- [Entries provided]:

[BEGIN]

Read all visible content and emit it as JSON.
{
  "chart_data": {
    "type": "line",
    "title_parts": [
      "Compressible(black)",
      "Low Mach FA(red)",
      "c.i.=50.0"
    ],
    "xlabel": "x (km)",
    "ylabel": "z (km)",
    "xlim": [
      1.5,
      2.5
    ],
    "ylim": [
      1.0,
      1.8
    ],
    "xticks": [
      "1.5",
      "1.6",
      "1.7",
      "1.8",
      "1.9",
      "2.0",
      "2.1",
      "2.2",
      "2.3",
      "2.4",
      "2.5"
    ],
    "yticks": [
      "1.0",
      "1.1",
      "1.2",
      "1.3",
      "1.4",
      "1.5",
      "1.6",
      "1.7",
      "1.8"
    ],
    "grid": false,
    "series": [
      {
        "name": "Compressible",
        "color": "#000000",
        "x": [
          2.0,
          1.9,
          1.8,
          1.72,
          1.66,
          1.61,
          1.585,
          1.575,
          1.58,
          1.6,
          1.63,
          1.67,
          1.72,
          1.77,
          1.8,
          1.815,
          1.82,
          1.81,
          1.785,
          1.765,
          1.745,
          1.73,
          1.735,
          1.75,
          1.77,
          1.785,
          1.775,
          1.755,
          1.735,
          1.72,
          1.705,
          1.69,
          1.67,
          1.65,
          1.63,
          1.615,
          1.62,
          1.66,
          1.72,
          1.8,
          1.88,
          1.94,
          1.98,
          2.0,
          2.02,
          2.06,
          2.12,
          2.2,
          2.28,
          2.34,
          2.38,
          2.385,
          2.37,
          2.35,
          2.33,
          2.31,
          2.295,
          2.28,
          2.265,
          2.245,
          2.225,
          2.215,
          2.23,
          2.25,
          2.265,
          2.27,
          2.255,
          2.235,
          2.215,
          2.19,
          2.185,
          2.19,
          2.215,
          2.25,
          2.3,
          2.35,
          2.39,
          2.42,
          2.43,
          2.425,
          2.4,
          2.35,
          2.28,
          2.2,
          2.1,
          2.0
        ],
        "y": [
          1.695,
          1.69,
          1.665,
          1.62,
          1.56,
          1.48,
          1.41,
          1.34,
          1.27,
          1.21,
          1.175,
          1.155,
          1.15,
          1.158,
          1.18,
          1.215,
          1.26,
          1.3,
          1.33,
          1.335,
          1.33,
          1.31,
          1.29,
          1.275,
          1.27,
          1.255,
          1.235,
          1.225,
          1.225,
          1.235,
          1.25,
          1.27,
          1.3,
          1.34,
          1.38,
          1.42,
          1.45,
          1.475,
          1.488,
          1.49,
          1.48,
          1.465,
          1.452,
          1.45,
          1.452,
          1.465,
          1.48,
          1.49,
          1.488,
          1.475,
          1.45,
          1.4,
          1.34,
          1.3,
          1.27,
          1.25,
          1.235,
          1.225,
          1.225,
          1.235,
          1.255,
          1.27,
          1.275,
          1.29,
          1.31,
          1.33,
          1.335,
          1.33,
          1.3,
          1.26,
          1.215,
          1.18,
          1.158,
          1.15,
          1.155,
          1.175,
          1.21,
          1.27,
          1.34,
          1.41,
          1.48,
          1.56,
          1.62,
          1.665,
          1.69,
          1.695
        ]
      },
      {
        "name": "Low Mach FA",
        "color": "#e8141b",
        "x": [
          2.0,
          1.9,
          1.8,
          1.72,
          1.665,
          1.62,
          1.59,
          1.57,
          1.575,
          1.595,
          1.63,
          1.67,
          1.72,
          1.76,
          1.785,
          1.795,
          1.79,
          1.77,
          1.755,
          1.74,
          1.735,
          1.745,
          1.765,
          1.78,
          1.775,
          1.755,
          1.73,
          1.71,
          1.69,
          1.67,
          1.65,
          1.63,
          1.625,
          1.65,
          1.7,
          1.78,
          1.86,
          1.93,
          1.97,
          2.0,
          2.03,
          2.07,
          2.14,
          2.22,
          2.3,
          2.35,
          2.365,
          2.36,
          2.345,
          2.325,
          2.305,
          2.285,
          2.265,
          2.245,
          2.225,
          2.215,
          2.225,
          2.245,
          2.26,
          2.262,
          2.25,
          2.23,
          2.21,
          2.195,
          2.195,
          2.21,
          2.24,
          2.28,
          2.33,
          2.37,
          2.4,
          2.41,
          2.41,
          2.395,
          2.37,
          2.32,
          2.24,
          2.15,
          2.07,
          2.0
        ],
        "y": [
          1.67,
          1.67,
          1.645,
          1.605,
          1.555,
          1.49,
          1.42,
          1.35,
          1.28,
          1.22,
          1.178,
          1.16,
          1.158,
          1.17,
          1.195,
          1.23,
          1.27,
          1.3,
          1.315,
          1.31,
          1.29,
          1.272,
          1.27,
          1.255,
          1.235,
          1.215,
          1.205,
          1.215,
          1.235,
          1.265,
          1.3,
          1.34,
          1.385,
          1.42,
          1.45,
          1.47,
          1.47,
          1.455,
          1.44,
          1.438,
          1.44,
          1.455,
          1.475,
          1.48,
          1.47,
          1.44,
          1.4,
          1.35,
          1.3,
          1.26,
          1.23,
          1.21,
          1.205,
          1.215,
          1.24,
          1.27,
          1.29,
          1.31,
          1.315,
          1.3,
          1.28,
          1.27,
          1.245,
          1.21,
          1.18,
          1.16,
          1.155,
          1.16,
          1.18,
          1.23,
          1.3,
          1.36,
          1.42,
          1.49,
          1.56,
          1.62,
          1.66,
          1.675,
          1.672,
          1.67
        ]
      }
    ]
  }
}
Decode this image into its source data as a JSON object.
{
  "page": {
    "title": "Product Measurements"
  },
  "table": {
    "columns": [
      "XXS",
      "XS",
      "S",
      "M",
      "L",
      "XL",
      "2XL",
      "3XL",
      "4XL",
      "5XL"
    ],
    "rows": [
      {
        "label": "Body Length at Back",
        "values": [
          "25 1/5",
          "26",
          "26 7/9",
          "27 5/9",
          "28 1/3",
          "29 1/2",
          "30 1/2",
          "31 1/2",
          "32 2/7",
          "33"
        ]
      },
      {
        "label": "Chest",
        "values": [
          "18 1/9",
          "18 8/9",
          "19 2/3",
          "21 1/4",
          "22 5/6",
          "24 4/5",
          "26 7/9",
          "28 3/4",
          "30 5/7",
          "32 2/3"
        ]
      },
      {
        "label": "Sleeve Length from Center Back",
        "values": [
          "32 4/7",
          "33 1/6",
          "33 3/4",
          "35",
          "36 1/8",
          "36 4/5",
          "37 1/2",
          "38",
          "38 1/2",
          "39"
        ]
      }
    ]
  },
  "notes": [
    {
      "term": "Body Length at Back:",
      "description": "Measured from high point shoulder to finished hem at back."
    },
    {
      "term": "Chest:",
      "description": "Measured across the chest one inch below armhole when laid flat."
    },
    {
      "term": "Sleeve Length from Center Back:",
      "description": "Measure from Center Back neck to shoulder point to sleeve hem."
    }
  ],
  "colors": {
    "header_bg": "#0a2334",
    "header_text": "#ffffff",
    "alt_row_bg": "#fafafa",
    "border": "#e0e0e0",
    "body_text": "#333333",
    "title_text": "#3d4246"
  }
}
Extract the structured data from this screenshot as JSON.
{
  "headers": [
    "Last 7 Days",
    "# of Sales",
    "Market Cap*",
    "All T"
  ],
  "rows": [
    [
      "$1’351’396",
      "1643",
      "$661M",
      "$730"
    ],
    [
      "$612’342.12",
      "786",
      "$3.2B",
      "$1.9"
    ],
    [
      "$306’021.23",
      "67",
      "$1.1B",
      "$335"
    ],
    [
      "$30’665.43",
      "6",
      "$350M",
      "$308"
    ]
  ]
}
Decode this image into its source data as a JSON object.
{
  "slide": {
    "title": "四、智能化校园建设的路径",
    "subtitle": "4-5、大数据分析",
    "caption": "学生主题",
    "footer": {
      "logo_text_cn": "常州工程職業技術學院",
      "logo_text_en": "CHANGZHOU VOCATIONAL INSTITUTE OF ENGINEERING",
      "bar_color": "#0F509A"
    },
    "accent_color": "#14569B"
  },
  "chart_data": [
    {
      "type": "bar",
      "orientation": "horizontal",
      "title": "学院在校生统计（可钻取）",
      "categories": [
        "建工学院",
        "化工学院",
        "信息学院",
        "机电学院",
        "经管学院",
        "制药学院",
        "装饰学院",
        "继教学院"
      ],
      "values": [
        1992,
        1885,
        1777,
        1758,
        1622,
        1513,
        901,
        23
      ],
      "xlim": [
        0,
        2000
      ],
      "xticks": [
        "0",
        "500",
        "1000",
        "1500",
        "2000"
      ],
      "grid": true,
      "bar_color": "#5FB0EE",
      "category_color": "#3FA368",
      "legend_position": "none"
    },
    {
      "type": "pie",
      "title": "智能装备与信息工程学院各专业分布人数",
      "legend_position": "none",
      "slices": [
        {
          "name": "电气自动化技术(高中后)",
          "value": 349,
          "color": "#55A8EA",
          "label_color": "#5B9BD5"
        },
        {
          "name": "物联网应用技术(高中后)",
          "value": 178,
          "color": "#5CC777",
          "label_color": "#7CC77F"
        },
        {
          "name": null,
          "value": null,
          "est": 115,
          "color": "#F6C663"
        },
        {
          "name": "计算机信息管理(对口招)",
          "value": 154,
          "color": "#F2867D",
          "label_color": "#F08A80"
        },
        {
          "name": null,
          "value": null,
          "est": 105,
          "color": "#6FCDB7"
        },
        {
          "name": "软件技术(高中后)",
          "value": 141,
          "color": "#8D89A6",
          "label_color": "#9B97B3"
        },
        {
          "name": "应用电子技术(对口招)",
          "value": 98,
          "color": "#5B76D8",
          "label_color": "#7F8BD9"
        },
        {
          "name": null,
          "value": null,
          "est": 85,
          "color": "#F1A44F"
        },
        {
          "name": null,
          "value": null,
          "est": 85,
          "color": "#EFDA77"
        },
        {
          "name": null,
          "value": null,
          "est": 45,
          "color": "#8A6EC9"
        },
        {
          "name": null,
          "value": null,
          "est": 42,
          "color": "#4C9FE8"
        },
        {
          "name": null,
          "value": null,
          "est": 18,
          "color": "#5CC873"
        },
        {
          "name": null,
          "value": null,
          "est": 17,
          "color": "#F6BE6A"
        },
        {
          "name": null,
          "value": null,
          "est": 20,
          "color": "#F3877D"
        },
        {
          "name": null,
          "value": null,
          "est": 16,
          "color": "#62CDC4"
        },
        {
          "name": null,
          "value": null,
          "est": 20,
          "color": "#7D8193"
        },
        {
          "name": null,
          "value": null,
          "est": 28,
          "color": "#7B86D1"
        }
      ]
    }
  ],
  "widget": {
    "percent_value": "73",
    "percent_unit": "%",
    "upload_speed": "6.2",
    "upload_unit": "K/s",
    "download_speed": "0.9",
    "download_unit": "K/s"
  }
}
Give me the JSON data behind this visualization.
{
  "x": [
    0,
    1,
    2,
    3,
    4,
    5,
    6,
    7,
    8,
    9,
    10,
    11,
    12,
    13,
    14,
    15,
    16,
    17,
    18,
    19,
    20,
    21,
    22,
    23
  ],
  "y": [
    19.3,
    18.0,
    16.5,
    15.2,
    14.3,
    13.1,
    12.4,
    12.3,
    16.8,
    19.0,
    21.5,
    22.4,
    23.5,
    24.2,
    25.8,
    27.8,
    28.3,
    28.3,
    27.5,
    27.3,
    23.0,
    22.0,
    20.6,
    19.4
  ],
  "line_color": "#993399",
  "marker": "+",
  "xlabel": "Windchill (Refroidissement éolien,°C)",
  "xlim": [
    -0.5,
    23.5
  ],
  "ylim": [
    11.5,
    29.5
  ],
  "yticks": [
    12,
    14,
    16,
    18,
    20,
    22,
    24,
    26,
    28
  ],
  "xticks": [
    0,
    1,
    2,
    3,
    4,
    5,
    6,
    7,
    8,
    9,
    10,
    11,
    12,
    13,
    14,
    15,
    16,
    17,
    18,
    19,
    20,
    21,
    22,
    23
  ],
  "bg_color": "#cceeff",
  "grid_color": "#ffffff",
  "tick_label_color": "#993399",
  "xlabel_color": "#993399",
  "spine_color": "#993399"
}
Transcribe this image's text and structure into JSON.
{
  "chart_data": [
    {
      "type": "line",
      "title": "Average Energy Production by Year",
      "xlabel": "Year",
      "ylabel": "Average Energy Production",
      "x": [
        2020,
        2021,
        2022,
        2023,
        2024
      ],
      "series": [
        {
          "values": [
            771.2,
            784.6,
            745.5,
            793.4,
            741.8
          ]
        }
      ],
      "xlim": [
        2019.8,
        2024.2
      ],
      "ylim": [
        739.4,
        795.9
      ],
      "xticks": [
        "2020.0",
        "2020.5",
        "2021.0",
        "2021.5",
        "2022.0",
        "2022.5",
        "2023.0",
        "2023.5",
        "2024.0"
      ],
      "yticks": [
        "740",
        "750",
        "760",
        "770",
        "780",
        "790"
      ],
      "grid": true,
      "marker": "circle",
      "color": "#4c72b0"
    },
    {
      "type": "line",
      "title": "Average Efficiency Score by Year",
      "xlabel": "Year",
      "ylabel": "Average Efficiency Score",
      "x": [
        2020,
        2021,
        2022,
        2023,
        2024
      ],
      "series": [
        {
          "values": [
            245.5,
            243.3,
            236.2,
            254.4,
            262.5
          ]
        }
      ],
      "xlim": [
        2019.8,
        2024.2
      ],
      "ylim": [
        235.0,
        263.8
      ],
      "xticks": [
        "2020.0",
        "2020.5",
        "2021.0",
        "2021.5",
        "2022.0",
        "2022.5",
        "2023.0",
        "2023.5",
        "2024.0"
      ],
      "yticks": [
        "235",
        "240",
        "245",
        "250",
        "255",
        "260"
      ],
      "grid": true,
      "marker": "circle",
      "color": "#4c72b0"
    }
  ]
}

[END]

- [What to do]: From the entries above, collect every line with the string "Average" in it.

- [The output]:
      "title": "Average Energy Production by Year",
      "ylabel": "Average Energy Production",
      "title": "Average Efficiency Score by Year",
      "ylabel": "Average Efficiency Score",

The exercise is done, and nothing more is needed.